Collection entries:
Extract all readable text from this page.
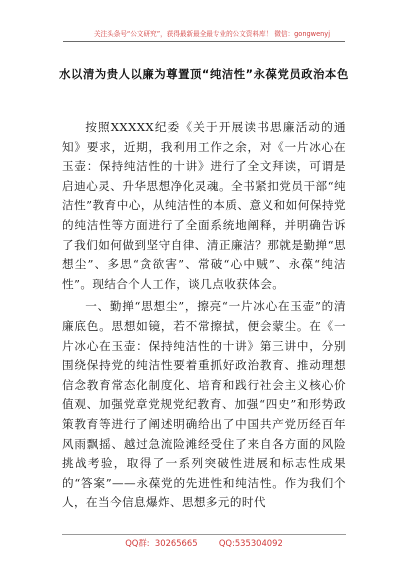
关注头条号“公文研究”，获得最新最全最专业的公文资料库！ 微信：gongwenyj
水以清为贵人以廉为尊置顶“纯洁性”永葆党员政治本色

按照XXXXX纪委《关于开展读书思廉活动的通知》要求，近期，我利用工作之余，对《一片冰心在玉壶：保持纯洁性的十讲》进行了全文拜读，可谓是启迪心灵、升华思想净化灵魂。全书紧扣党员干部“纯洁性”教育中心，从纯洁性的本质、意义和如何保持党的纯洁性等方面进行了全面系统地阐释，并明确告诉了我们如何做到坚守自律、清正廉洁？那就是勤掸“思想尘”、多思“贪欲害”、常破“心中贼”、永葆“纯洁性”。现结合个人工作，谈几点收获体会。

一、勤掸“思想尘”，擦亮“一片冰心在玉壶”的清廉底色。思想如镜，若不常擦拭，便会蒙尘。在《一片冰心在玉壶：保持纯洁性的十讲》第三讲中，分别围绕保持党的纯洁性要着重抓好政治教育、推动理想信念教育常态化制度化、培育和践行社会主义核心价值观、加强党章党规党纪教育、加强“四史”和形势政策教育等进行了阐述明确给出了中国共产党历经百年风雨飘摇、越过急流险滩经受住了来自各方面的风险挑战考验，取得了一系列突破性进展和标志性成果的“答案”——永葆党的先进性和纯洁性。作为我们个人，在当今信息爆炸、思想多元的时代

QQ群:  30265665        QQ:535304092
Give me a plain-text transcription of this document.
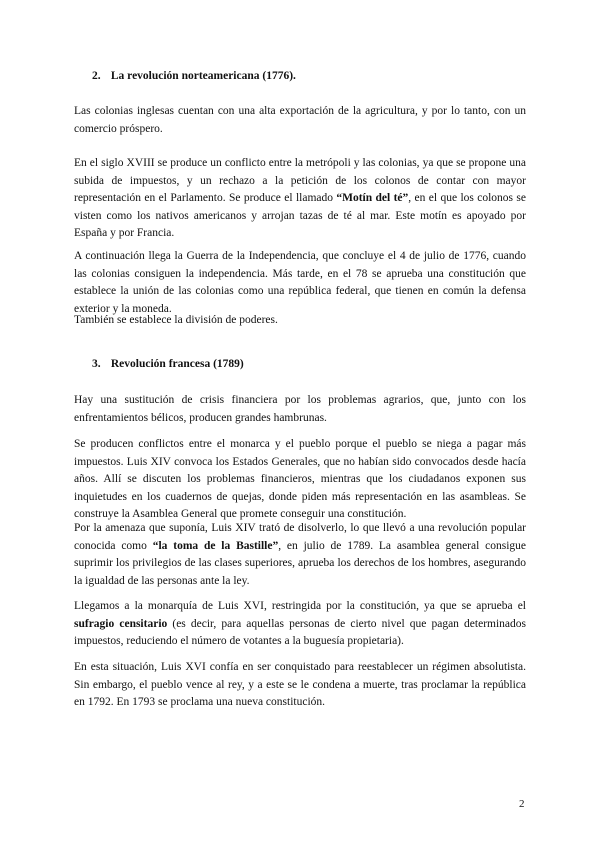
2. La revolución norteamericana (1776).

Las colonias inglesas cuentan con una alta exportación de la agricultura, y por lo tanto, con un comercio próspero.

En el siglo XVIII se produce un conflicto entre la metrópoli y las colonias, ya que se propone una subida de impuestos, y un rechazo a la petición de los colonos de contar con mayor representación en el Parlamento. Se produce el llamado “Motín del té”, en el que los colonos se visten como los nativos americanos y arrojan tazas de té al mar. Este motín es apoyado por España y por Francia.

A continuación llega la Guerra de la Independencia, que concluye el 4 de julio de 1776, cuando las colonias consiguen la independencia. Más tarde, en el 78 se aprueba una constitución que establece la unión de las colonias como una república federal, que tienen en común la defensa exterior y la moneda.

También se establece la división de poderes.

3. Revolución francesa (1789)

Hay una sustitución de crisis financiera por los problemas agrarios, que, junto con los enfrentamientos bélicos, producen grandes hambrunas.

Se producen conflictos entre el monarca y el pueblo porque el pueblo se niega a pagar más impuestos. Luis XIV convoca los Estados Generales, que no habían sido convocados desde hacía años. Allí se discuten los problemas financieros, mientras que los ciudadanos exponen sus inquietudes en los cuadernos de quejas, donde piden más representación en las asambleas. Se construye la Asamblea General que promete conseguir una constitución.

Por la amenaza que suponía, Luis XIV trató de disolverlo, lo que llevó a una revolución popular conocida como “la toma de la Bastille”, en julio de 1789. La asamblea general consigue suprimir los privilegios de las clases superiores, aprueba los derechos de los hombres, asegurando la igualdad de las personas ante la ley.

Llegamos a la monarquía de Luis XVI, restringida por la constitución, ya que se aprueba el sufragio censitario (es decir, para aquellas personas de cierto nivel que pagan determinados impuestos, reduciendo el número de votantes a la buguesía propietaria).

En esta situación, Luis XVI confía en ser conquistado para reestablecer un régimen absolutista. Sin embargo, el pueblo vence al rey, y a este se le condena a muerte, tras proclamar la república en 1792. En 1793 se proclama una nueva constitución.

2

» **GIVEN PROBLEM**:
Repeat the listing above exactly, with no pictures.

» **TASK OUTPUT**:
Extract all readable text from this page.
关注头条号“公文研究”，获得最新最全最专业的公文资料库！ 微信：gongwenyj
水以清为贵人以廉为尊置顶“纯洁性”永葆党员政治本色

按照XXXXX纪委《关于开展读书思廉活动的通知》要求，近期，我利用工作之余，对《一片冰心在玉壶：保持纯洁性的十讲》进行了全文拜读，可谓是启迪心灵、升华思想净化灵魂。全书紧扣党员干部“纯洁性”教育中心，从纯洁性的本质、意义和如何保持党的纯洁性等方面进行了全面系统地阐释，并明确告诉了我们如何做到坚守自律、清正廉洁？那就是勤掸“思想尘”、多思“贪欲害”、常破“心中贼”、永葆“纯洁性”。现结合个人工作，谈几点收获体会。

一、勤掸“思想尘”，擦亮“一片冰心在玉壶”的清廉底色。思想如镜，若不常擦拭，便会蒙尘。在《一片冰心在玉壶：保持纯洁性的十讲》第三讲中，分别围绕保持党的纯洁性要着重抓好政治教育、推动理想信念教育常态化制度化、培育和践行社会主义核心价值观、加强党章党规党纪教育、加强“四史”和形势政策教育等进行了阐述明确给出了中国共产党历经百年风雨飘摇、越过急流险滩经受住了来自各方面的风险挑战考验，取得了一系列突破性进展和标志性成果的“答案”——永葆党的先进性和纯洁性。作为我们个人，在当今信息爆炸、思想多元的时代

QQ群:  30265665        QQ:535304092
Give me a plain-text transcription of this document.
2. La revolución norteamericana (1776).

Las colonias inglesas cuentan con una alta exportación de la agricultura, y por lo tanto, con un comercio próspero.

En el siglo XVIII se produce un conflicto entre la metrópoli y las colonias, ya que se propone una subida de impuestos, y un rechazo a la petición de los colonos de contar con mayor representación en el Parlamento. Se produce el llamado “Motín del té”, en el que los colonos se visten como los nativos americanos y arrojan tazas de té al mar. Este motín es apoyado por España y por Francia.

A continuación llega la Guerra de la Independencia, que concluye el 4 de julio de 1776, cuando las colonias consiguen la independencia. Más tarde, en el 78 se aprueba una constitución que establece la unión de las colonias como una república federal, que tienen en común la defensa exterior y la moneda.

También se establece la división de poderes.

3. Revolución francesa (1789)

Hay una sustitución de crisis financiera por los problemas agrarios, que, junto con los enfrentamientos bélicos, producen grandes hambrunas.

Se producen conflictos entre el monarca y el pueblo porque el pueblo se niega a pagar más impuestos. Luis XIV convoca los Estados Generales, que no habían sido convocados desde hacía años. Allí se discuten los problemas financieros, mientras que los ciudadanos exponen sus inquietudes en los cuadernos de quejas, donde piden más representación en las asambleas. Se construye la Asamblea General que promete conseguir una constitución.

Por la amenaza que suponía, Luis XIV trató de disolverlo, lo que llevó a una revolución popular conocida como “la toma de la Bastille”, en julio de 1789. La asamblea general consigue suprimir los privilegios de las clases superiores, aprueba los derechos de los hombres, asegurando la igualdad de las personas ante la ley.

Llegamos a la monarquía de Luis XVI, restringida por la constitución, ya que se aprueba el sufragio censitario (es decir, para aquellas personas de cierto nivel que pagan determinados impuestos, reduciendo el número de votantes a la buguesía propietaria).

En esta situación, Luis XVI confía en ser conquistado para reestablecer un régimen absolutista. Sin embargo, el pueblo vence al rey, y a este se le condena a muerte, tras proclamar la república en 1792. En 1793 se proclama una nueva constitución.

2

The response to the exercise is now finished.